• _Data to use_
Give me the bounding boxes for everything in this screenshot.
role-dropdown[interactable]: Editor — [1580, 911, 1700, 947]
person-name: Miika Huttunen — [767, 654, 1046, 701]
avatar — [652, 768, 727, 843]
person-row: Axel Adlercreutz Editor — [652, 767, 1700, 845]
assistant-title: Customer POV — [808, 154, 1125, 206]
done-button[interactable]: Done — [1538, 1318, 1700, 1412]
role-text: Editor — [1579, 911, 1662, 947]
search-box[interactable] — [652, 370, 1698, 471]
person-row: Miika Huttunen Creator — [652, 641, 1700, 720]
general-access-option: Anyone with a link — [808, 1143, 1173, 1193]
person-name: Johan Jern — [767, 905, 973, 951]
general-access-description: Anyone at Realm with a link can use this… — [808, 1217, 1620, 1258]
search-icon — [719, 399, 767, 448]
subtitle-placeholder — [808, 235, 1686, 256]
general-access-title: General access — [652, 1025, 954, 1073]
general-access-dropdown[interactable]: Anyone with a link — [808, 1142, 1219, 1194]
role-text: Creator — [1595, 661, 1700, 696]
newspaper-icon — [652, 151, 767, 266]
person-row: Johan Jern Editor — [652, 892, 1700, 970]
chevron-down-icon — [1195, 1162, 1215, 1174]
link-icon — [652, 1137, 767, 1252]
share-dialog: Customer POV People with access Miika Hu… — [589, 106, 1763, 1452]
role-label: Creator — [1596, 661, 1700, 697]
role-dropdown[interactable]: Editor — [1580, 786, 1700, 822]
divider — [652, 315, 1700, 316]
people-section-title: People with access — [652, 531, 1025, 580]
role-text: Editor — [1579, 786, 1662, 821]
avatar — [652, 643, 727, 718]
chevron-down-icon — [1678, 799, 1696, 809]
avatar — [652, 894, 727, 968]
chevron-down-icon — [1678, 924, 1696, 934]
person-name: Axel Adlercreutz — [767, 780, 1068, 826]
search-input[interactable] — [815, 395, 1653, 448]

• _Objective_
Print every line of the data above verbatim, keeping the original order.

• _Complete answer_
Give me the bounding boxes for everything in this screenshot.
role-dropdown[interactable]: Editor — [1580, 911, 1700, 947]
person-name: Miika Huttunen — [767, 654, 1046, 701]
avatar — [652, 768, 727, 843]
person-row: Axel Adlercreutz Editor — [652, 767, 1700, 845]
assistant-title: Customer POV — [808, 154, 1125, 206]
done-button[interactable]: Done — [1538, 1318, 1700, 1412]
role-text: Editor — [1579, 911, 1662, 947]
search-box[interactable] — [652, 370, 1698, 471]
person-row: Miika Huttunen Creator — [652, 641, 1700, 720]
general-access-option: Anyone with a link — [808, 1143, 1173, 1193]
person-name: Johan Jern — [767, 905, 973, 951]
general-access-description: Anyone at Realm with a link can use this… — [808, 1217, 1620, 1258]
search-icon — [719, 399, 767, 448]
subtitle-placeholder — [808, 235, 1686, 256]
general-access-title: General access — [652, 1025, 954, 1073]
general-access-dropdown[interactable]: Anyone with a link — [808, 1142, 1219, 1194]
role-text: Creator — [1595, 661, 1700, 696]
newspaper-icon — [652, 151, 767, 266]
person-row: Johan Jern Editor — [652, 892, 1700, 970]
chevron-down-icon — [1195, 1162, 1215, 1174]
link-icon — [652, 1137, 767, 1252]
share-dialog: Customer POV People with access Miika Hu… — [589, 106, 1763, 1452]
role-label: Creator — [1596, 661, 1700, 697]
role-dropdown[interactable]: Editor — [1580, 786, 1700, 822]
divider — [652, 315, 1700, 316]
people-section-title: People with access — [652, 531, 1025, 580]
role-text: Editor — [1579, 786, 1662, 821]
avatar — [652, 643, 727, 718]
chevron-down-icon — [1678, 799, 1696, 809]
avatar — [652, 894, 727, 968]
chevron-down-icon — [1678, 924, 1696, 934]
person-name: Axel Adlercreutz — [767, 780, 1068, 826]
search-input[interactable] — [815, 395, 1653, 448]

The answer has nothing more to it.